Aim of the task:
Find every line below that contains the word "tray" and copy it out.

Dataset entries
****
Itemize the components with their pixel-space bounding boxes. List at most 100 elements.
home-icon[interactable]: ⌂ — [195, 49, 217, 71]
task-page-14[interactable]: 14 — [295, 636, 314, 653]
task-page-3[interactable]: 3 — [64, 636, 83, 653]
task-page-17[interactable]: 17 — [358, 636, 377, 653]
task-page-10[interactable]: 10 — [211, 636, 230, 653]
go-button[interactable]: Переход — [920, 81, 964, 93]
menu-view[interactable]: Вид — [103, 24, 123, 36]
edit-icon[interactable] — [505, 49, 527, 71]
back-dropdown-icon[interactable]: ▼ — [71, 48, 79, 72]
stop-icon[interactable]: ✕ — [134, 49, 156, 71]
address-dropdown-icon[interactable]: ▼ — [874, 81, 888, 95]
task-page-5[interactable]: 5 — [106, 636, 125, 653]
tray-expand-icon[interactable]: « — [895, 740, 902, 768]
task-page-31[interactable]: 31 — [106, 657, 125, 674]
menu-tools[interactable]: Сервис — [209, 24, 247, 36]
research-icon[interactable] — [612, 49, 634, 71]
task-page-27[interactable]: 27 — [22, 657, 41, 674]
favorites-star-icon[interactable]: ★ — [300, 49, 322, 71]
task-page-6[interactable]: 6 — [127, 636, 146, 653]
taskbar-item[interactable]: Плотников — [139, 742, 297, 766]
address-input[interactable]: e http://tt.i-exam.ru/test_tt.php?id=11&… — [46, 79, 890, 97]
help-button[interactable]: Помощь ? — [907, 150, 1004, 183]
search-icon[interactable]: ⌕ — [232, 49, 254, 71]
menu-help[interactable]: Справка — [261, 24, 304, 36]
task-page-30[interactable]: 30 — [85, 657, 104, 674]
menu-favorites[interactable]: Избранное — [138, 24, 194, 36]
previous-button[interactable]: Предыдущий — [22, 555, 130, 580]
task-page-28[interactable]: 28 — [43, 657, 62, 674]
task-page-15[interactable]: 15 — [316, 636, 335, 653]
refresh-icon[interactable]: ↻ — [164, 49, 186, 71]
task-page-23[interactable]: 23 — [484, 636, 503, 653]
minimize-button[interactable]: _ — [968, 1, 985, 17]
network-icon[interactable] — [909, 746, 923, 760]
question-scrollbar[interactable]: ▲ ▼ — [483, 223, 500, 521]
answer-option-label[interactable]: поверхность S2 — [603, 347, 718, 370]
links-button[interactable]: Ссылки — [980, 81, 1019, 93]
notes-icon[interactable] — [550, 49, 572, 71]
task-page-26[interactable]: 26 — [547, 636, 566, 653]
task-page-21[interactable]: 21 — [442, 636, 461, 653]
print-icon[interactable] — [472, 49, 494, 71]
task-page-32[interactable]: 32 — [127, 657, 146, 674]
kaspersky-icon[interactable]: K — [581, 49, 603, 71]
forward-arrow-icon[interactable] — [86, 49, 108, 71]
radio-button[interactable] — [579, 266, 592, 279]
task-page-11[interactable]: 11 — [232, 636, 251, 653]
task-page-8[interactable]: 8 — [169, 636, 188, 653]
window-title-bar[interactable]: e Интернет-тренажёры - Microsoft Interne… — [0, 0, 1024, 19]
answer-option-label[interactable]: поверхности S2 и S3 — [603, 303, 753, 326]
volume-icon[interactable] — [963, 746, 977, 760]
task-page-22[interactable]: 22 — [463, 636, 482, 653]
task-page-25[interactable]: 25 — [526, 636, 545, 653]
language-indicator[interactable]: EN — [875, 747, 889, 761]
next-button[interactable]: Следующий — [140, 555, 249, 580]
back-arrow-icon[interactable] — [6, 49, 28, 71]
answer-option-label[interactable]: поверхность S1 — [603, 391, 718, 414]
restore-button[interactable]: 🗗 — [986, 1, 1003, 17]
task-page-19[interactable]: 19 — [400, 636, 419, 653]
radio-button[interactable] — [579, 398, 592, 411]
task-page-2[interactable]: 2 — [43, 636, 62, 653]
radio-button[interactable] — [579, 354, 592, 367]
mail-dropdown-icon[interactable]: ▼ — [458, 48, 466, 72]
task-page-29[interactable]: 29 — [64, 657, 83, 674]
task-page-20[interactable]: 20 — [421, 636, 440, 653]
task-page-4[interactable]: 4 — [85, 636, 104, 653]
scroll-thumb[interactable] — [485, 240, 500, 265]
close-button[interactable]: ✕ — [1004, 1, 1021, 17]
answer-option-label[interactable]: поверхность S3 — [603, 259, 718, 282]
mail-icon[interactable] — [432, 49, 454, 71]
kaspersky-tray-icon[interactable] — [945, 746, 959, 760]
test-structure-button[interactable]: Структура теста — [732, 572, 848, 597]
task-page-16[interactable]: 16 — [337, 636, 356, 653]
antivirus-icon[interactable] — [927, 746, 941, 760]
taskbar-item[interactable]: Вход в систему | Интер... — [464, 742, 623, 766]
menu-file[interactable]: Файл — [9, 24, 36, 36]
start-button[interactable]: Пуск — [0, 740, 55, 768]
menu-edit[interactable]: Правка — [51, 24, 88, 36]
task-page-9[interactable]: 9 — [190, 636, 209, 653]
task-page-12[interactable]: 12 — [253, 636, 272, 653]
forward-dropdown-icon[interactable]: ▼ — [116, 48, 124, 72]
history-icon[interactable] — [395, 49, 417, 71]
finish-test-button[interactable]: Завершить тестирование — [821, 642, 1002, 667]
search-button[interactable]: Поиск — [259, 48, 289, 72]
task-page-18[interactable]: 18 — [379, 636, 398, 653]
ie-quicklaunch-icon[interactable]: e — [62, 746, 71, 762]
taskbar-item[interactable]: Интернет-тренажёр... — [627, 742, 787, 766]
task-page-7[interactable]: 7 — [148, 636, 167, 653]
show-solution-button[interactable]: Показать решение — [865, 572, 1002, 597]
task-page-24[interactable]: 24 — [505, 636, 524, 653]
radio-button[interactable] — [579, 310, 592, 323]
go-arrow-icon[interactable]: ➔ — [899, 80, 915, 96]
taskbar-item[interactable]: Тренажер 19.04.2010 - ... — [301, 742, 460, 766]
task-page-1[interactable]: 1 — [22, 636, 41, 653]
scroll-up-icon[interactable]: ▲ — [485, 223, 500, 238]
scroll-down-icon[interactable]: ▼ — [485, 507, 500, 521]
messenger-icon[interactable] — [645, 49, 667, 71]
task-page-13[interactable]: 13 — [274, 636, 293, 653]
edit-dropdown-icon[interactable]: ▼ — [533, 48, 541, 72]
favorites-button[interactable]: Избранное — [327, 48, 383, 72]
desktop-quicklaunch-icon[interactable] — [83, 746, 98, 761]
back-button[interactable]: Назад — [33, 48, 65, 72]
****
Answer box:
tray-expand-icon[interactable]: « — [895, 740, 902, 768]
kaspersky-tray-icon[interactable] — [945, 746, 959, 760]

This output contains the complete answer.